* What you need to do
Gather all lines in the records below that include the word "doch".

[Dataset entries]
- - - - - - -
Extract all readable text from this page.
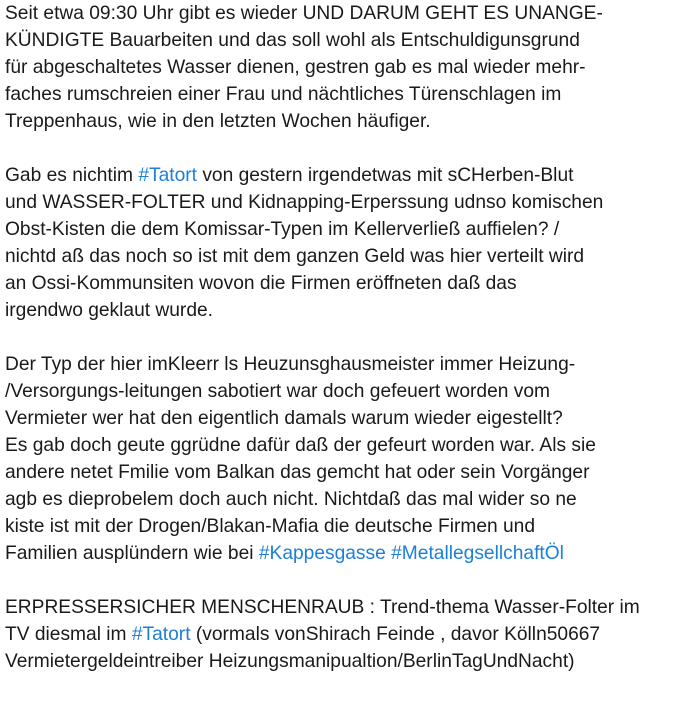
Seit etwa 09:30 Uhr gibt es wieder UND DARUM GEHT ES UNANGE-
KÜNDIGTE Bauarbeiten und das soll wohl als Entschuldigunsgrund
für abgeschaltetes Wasser dienen, gestren gab es mal wieder mehr-
faches rumschreien einer Frau und nächtliches Türenschlagen im
Treppenhaus, wie in den letzten Wochen häufiger.
Gab es nichtim #Tatort von gestern irgendetwas mit sCHerben-Blut
und WASSER-FOLTER und Kidnapping-Erperssung udnso komischen
Obst-Kisten die dem Komissar-Typen im Kellerverließ auffielen? /
nichtd aß das noch so ist mit dem ganzen Geld was hier verteilt wird
an Ossi-Kommunsiten wovon die Firmen eröffneten daß das
irgendwo geklaut wurde.
Der Typ der hier imKleerr ls Heuzunsghausmeister immer Heizung-
/Versorgungs-leitungen sabotiert war doch gefeuert worden vom
Vermieter wer hat den eigentlich damals warum wieder eigestellt?
Es gab doch geute ggrüdne dafür daß der gefeurt worden war. Als sie
andere netet Fmilie vom Balkan das gemcht hat oder sein Vorgänger
agb es dieprobelem doch auch nicht. Nichtdaß das mal wider so ne
kiste ist mit der Drogen/Blakan-Mafia die deutsche Firmen und
Familien ausplündern wie bei #Kappesgasse #MetallegsellchaftÖl
ERPRESSERSICHER MENSCHENRAUB : Trend-thema Wasser-Folter im
TV diesmal im #Tatort (vormals vonShirach Feinde , davor Kölln50667
Vermietergeldeintreiber Heizungsmanipualtion/BerlinTagUndNacht)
- - - - - - -
* Answer to the exercise
/Versorgungs-leitungen sabotiert war doch gefeuert worden vom
Es gab doch geute ggrüdne dafür daß der gefeurt worden war. Als sie
agb es dieprobelem doch auch nicht. Nichtdaß das mal wider so ne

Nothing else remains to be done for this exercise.